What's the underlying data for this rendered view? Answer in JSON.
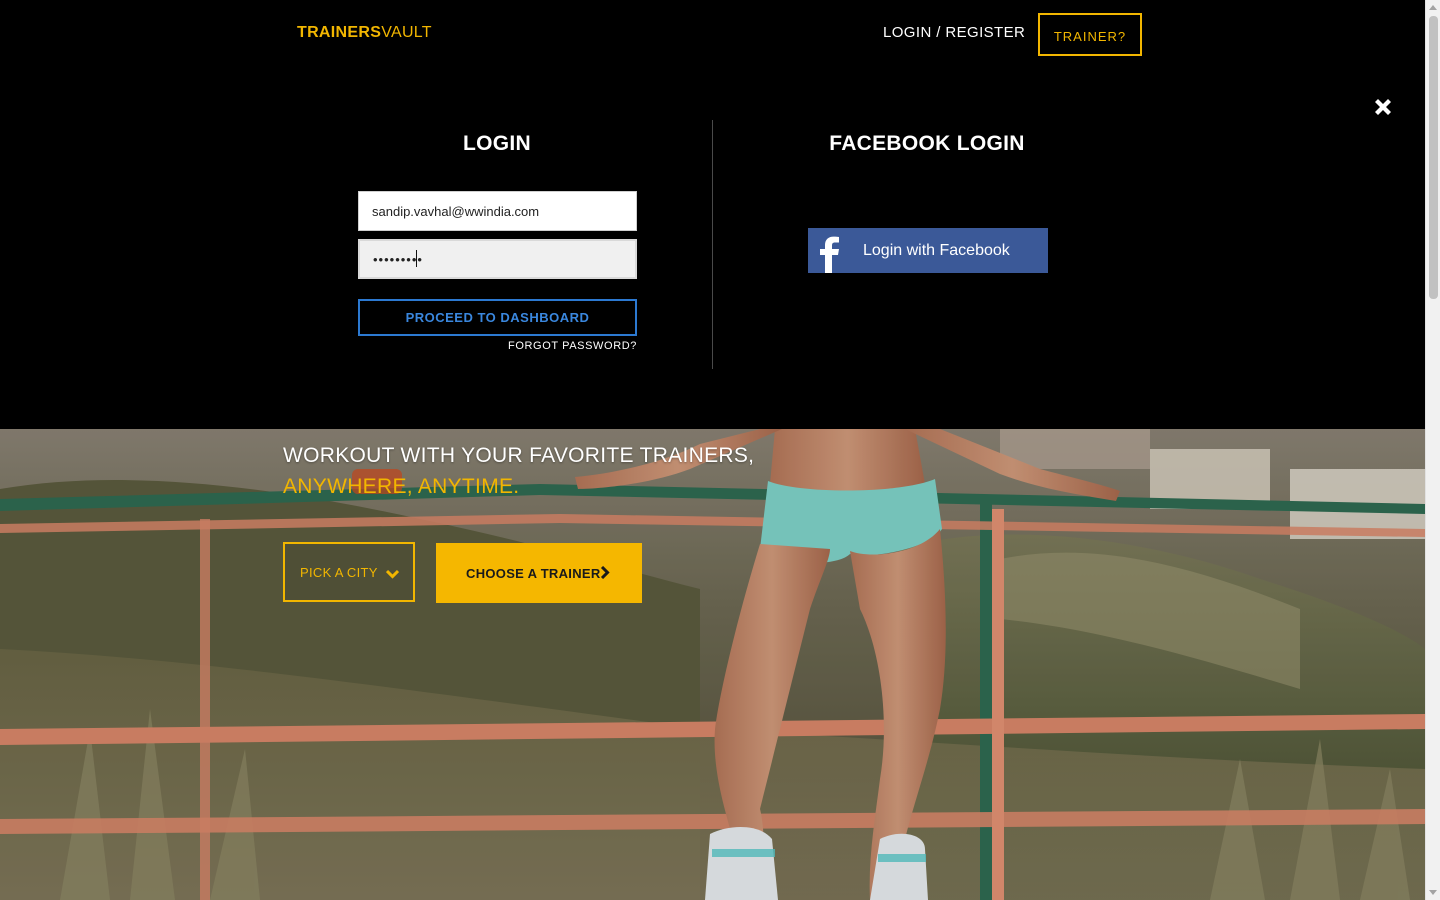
{
  "header": {
    "logo_bold": "TRAINERS",
    "logo_thin": "VAULT",
    "login_register": "LOGIN / REGISTER",
    "trainer_button": "TRAINER?"
  },
  "login": {
    "title": "LOGIN",
    "email_value": "sandip.vavhal@wwindia.com",
    "password_masked": "•••••••••",
    "proceed_label": "PROCEED TO DASHBOARD",
    "forgot_label": "FORGOT PASSWORD?"
  },
  "facebook": {
    "title": "FACEBOOK LOGIN",
    "button_label": "Login with Facebook",
    "icon": "facebook-f-icon"
  },
  "overlay": {
    "close_icon": "close-icon"
  },
  "hero": {
    "headline": "WORKOUT WITH YOUR FAVORITE TRAINERS,",
    "subline": "ANYWHERE, ANYTIME.",
    "pick_city_label": "PICK A CITY",
    "choose_trainer_label": "CHOOSE A TRAINER"
  },
  "colors": {
    "accent": "#f2b600",
    "button_blue": "#2c79d1",
    "facebook": "#3b5998",
    "background": "#000000"
  }
}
*****
→ Work to be completed: Every record above should come back exactly, but without its pictures.

→ Written answer:
What's the underlying data for this rendered view? Answer in JSON.
{
  "header": {
    "logo_bold": "TRAINERS",
    "logo_thin": "VAULT",
    "login_register": "LOGIN / REGISTER",
    "trainer_button": "TRAINER?"
  },
  "login": {
    "title": "LOGIN",
    "email_value": "sandip.vavhal@wwindia.com",
    "password_masked": "•••••••••",
    "proceed_label": "PROCEED TO DASHBOARD",
    "forgot_label": "FORGOT PASSWORD?"
  },
  "facebook": {
    "title": "FACEBOOK LOGIN",
    "button_label": "Login with Facebook",
    "icon": "facebook-f-icon"
  },
  "overlay": {
    "close_icon": "close-icon"
  },
  "hero": {
    "headline": "WORKOUT WITH YOUR FAVORITE TRAINERS,",
    "subline": "ANYWHERE, ANYTIME.",
    "pick_city_label": "PICK A CITY",
    "choose_trainer_label": "CHOOSE A TRAINER"
  },
  "colors": {
    "accent": "#f2b600",
    "button_blue": "#2c79d1",
    "facebook": "#3b5998",
    "background": "#000000"
  }
}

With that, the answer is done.